[EXERCISE DIRECTIONS]:
Copy the listing from its start through the line that contains "380, 341, 390]", switching "Gauss" to "Gaussian" and changing nothing else.

Items from a data source:
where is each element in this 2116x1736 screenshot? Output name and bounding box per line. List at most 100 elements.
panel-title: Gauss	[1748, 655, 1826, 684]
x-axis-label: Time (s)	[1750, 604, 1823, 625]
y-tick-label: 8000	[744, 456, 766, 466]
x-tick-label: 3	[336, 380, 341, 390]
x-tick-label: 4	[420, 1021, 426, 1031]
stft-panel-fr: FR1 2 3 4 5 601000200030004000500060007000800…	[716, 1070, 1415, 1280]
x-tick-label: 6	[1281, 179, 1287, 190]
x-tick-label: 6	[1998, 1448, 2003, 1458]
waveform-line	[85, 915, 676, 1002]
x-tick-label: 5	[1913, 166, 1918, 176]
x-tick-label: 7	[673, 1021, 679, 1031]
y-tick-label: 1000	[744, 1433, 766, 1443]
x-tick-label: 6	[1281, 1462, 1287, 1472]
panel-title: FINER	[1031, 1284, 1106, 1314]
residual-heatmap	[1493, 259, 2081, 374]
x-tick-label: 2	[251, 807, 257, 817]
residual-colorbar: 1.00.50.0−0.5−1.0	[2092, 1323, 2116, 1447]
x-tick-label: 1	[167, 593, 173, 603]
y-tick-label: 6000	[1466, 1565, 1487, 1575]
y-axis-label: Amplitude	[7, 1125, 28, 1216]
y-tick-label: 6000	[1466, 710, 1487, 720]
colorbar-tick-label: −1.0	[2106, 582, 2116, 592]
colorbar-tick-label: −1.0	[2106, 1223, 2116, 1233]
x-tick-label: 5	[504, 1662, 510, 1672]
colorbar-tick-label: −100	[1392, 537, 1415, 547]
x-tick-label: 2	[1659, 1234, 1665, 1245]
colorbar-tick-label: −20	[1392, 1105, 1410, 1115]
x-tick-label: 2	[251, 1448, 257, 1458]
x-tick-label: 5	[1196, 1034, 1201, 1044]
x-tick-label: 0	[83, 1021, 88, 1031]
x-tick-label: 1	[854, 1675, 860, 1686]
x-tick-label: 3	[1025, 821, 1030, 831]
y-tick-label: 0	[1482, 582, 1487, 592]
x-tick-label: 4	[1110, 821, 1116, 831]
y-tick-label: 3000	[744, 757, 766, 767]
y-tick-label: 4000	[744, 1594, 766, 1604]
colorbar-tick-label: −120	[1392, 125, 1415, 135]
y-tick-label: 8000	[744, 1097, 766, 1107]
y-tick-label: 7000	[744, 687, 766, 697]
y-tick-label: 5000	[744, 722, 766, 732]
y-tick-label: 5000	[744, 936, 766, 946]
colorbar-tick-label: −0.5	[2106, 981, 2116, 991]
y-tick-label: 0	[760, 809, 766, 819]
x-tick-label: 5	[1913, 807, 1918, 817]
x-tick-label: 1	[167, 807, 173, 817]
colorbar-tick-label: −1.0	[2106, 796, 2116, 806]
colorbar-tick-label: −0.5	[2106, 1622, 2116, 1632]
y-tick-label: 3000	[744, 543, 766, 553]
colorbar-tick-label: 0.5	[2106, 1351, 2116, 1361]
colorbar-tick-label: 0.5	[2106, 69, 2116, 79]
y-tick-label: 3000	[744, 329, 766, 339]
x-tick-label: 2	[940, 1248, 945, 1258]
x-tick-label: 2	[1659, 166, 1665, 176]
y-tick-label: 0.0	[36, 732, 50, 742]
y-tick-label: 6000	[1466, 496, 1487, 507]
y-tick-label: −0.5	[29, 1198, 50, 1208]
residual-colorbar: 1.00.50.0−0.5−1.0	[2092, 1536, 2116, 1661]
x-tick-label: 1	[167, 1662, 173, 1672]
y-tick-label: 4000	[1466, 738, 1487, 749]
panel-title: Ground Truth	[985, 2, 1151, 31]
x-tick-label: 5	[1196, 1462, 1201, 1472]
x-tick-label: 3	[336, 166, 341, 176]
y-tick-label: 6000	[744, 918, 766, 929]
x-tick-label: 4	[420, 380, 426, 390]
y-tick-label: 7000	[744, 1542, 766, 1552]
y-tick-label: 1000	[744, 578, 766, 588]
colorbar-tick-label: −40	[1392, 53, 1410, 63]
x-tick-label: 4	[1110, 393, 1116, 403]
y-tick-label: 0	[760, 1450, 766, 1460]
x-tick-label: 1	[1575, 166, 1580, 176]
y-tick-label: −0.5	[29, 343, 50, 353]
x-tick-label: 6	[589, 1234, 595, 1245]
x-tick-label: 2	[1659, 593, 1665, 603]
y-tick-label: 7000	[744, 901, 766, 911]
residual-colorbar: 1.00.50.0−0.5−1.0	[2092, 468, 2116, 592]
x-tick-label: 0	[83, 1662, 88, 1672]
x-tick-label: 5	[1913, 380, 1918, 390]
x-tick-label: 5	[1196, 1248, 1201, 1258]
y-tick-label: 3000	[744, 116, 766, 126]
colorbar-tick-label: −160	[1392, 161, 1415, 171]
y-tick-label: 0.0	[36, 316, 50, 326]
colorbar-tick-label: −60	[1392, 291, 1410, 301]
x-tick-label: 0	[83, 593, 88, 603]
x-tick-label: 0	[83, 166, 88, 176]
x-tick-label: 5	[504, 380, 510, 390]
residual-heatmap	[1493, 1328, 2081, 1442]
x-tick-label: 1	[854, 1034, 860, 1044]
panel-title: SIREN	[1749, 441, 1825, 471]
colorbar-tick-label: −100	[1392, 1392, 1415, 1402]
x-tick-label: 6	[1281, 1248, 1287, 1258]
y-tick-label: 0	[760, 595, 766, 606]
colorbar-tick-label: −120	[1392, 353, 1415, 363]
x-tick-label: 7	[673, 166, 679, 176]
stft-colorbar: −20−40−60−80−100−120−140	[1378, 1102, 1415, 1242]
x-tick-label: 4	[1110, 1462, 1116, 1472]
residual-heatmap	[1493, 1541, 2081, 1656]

[RESPONSE TO THE EXERCISE]:
where is each element in this 2116x1736 screenshot? Output name and bounding box per line. List at most 100 elements.
panel-title: Gaussian	[1748, 655, 1826, 684]
x-axis-label: Time (s)	[1750, 604, 1823, 625]
y-tick-label: 8000	[744, 456, 766, 466]
x-tick-label: 3	[336, 380, 341, 390]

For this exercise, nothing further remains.